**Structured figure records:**

** Start **

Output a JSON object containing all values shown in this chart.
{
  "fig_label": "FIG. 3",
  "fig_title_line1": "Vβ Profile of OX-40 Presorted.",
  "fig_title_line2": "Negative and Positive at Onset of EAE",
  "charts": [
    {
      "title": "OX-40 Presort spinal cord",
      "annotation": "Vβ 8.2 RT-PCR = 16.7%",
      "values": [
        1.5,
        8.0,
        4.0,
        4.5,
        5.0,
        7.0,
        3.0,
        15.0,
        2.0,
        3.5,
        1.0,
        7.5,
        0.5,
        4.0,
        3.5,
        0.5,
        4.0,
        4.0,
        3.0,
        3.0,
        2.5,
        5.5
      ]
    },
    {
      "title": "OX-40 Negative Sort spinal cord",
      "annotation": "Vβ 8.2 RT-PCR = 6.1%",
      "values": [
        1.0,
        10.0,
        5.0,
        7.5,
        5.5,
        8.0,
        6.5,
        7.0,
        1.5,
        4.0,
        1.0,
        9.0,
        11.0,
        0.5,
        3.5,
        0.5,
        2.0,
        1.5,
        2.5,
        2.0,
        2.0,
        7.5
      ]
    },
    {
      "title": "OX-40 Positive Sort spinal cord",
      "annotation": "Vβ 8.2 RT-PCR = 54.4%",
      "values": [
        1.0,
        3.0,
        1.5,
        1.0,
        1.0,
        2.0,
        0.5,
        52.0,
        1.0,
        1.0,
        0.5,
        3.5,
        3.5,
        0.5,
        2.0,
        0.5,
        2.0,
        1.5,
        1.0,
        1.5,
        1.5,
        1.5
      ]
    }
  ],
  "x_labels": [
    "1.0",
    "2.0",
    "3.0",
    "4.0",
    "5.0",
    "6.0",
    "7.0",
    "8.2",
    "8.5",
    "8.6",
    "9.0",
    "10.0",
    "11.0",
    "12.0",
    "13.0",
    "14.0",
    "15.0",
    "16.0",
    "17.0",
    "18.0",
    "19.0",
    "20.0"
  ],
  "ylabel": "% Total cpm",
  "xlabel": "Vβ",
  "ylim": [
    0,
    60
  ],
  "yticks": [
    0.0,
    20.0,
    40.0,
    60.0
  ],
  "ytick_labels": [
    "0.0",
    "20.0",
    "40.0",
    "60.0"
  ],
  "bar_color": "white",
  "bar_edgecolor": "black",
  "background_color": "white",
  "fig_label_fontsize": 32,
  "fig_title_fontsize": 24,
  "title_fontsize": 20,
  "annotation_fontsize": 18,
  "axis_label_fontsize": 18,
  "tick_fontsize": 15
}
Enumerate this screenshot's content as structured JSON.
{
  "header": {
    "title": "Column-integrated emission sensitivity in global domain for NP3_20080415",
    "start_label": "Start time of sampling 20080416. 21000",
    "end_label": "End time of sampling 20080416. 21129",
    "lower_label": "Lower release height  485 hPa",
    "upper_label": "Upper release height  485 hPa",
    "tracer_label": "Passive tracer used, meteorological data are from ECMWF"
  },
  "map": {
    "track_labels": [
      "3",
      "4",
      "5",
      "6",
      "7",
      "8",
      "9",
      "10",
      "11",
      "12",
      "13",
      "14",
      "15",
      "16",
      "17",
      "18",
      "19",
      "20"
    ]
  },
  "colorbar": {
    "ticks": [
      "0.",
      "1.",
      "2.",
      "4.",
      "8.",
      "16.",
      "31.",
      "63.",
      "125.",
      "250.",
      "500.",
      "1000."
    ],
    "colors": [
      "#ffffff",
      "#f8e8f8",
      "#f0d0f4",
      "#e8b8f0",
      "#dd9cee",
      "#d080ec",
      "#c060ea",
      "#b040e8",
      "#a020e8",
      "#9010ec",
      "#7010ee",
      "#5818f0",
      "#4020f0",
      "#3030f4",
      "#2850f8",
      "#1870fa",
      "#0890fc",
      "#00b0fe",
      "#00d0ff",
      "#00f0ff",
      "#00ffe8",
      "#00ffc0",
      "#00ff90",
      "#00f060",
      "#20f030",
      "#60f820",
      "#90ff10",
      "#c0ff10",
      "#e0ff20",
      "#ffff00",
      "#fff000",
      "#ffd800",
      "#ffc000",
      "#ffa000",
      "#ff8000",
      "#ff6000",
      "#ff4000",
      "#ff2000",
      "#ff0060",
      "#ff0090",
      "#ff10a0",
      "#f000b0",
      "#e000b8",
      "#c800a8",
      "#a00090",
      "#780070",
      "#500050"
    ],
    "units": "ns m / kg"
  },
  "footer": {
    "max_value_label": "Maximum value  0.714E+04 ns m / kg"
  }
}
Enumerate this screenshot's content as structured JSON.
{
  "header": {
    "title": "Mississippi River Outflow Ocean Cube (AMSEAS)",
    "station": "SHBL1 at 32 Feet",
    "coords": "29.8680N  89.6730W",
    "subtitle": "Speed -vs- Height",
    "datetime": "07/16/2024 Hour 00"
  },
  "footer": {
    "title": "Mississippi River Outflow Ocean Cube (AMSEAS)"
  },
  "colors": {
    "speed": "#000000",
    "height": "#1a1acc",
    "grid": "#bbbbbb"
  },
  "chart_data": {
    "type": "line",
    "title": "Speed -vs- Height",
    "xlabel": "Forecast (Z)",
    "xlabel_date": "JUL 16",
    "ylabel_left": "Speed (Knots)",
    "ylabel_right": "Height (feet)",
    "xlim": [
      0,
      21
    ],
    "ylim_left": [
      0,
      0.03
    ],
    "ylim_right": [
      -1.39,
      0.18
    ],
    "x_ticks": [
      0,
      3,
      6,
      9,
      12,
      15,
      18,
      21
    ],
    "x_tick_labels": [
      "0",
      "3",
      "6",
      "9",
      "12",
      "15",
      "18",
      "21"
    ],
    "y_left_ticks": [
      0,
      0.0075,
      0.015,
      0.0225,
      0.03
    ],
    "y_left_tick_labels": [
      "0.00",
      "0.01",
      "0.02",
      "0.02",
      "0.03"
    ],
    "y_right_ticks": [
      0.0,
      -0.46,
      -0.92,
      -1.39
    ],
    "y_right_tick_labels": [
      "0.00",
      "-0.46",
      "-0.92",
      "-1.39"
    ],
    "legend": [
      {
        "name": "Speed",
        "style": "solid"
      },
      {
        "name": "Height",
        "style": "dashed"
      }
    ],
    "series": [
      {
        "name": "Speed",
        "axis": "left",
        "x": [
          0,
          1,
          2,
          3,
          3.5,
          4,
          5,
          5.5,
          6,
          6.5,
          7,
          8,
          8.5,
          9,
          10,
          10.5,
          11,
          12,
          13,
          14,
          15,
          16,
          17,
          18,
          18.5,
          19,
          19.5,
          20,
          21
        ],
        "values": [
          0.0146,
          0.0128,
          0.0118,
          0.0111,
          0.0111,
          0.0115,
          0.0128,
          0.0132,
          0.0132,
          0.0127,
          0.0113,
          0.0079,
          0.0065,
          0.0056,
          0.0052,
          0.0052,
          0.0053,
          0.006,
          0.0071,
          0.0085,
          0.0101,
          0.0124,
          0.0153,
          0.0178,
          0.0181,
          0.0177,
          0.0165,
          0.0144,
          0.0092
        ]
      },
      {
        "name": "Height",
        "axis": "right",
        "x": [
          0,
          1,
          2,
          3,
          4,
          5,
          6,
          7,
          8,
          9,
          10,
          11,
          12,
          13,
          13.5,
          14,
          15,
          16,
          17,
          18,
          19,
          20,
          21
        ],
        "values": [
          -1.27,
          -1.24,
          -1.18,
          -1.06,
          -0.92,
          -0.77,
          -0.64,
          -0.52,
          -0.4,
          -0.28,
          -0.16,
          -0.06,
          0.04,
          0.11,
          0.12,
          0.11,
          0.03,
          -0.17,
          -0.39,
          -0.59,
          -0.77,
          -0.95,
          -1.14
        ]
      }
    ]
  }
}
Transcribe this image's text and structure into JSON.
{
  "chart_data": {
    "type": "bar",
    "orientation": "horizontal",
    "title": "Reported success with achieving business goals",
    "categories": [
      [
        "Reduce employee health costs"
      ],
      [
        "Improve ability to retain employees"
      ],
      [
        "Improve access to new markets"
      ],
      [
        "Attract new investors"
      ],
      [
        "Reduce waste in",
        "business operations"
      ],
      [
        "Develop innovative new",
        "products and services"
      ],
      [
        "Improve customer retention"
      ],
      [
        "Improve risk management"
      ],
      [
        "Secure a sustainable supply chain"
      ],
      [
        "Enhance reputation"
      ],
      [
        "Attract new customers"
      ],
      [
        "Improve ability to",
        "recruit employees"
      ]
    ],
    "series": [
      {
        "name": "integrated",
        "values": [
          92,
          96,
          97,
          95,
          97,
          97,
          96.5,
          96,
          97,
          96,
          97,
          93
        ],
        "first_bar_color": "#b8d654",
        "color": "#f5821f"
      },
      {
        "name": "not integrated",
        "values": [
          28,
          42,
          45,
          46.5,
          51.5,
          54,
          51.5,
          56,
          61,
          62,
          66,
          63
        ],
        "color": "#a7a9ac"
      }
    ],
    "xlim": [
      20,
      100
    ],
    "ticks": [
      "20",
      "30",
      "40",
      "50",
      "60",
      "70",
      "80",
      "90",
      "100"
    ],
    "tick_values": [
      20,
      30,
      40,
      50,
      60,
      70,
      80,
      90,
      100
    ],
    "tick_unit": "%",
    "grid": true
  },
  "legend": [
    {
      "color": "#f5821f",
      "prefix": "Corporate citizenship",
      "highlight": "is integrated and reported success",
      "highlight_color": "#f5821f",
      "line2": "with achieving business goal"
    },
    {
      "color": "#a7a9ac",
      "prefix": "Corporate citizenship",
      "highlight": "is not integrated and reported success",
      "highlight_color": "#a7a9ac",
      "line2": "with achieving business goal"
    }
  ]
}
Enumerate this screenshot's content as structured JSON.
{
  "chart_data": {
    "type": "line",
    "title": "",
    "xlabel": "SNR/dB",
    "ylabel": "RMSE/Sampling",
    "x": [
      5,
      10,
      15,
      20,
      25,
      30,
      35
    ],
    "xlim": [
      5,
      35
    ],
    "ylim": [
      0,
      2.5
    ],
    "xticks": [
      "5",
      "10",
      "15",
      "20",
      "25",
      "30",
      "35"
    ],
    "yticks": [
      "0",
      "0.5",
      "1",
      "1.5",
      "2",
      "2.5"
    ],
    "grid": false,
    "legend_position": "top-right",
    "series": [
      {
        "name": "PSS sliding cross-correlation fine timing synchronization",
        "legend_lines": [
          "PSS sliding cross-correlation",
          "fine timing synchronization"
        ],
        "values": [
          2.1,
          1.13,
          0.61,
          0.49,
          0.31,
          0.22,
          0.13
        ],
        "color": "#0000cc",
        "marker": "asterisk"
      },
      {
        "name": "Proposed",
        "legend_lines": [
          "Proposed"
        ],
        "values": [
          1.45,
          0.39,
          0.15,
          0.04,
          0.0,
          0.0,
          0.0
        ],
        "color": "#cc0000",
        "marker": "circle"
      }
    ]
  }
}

** End **

Using the entries above, return each line that includes the word "employees".

**SOLUTION FOR THIS EXERCISE:**
        "Improve ability to retain employees"
        "recruit employees"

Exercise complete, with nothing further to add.